[Dataset excerpt]

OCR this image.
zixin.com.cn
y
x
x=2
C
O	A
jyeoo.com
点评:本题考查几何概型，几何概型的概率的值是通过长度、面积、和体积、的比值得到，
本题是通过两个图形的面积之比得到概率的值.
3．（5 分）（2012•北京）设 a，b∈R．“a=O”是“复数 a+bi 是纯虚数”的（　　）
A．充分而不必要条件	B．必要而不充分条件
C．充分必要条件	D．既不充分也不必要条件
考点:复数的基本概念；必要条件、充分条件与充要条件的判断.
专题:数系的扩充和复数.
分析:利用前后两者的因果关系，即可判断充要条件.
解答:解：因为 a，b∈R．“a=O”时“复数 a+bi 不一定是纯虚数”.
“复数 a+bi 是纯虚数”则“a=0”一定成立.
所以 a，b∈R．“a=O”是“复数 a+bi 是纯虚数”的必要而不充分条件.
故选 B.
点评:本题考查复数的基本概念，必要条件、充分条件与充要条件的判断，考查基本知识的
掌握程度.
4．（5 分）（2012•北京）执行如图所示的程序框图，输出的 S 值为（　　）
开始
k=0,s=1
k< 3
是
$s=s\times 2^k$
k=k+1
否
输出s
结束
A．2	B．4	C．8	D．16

> [EXERCISE PROMPT]:
Would you copy out each line exactly as written?

> [EXERCISE RESULT]:
OCR this image.
zixin.com.cn
y
x
x=2
C
O	A
jyeoo.com
点评:本题考查几何概型，几何概型的概率的值是通过长度、面积、和体积、的比值得到，
本题是通过两个图形的面积之比得到概率的值.
3．（5 分）（2012•北京）设 a，b∈R．“a=O”是“复数 a+bi 是纯虚数”的（　　）
A．充分而不必要条件	B．必要而不充分条件
C．充分必要条件	D．既不充分也不必要条件
考点:复数的基本概念；必要条件、充分条件与充要条件的判断.
专题:数系的扩充和复数.
分析:利用前后两者的因果关系，即可判断充要条件.
解答:解：因为 a，b∈R．“a=O”时“复数 a+bi 不一定是纯虚数”.
“复数 a+bi 是纯虚数”则“a=0”一定成立.
所以 a，b∈R．“a=O”是“复数 a+bi 是纯虚数”的必要而不充分条件.
故选 B.
点评:本题考查复数的基本概念，必要条件、充分条件与充要条件的判断，考查基本知识的
掌握程度.
4．（5 分）（2012•北京）执行如图所示的程序框图，输出的 S 值为（　　）
开始
k=0,s=1
k< 3
是
$s=s\times 2^k$
k=k+1
否
输出s
结束
A．2	B．4	C．8	D．16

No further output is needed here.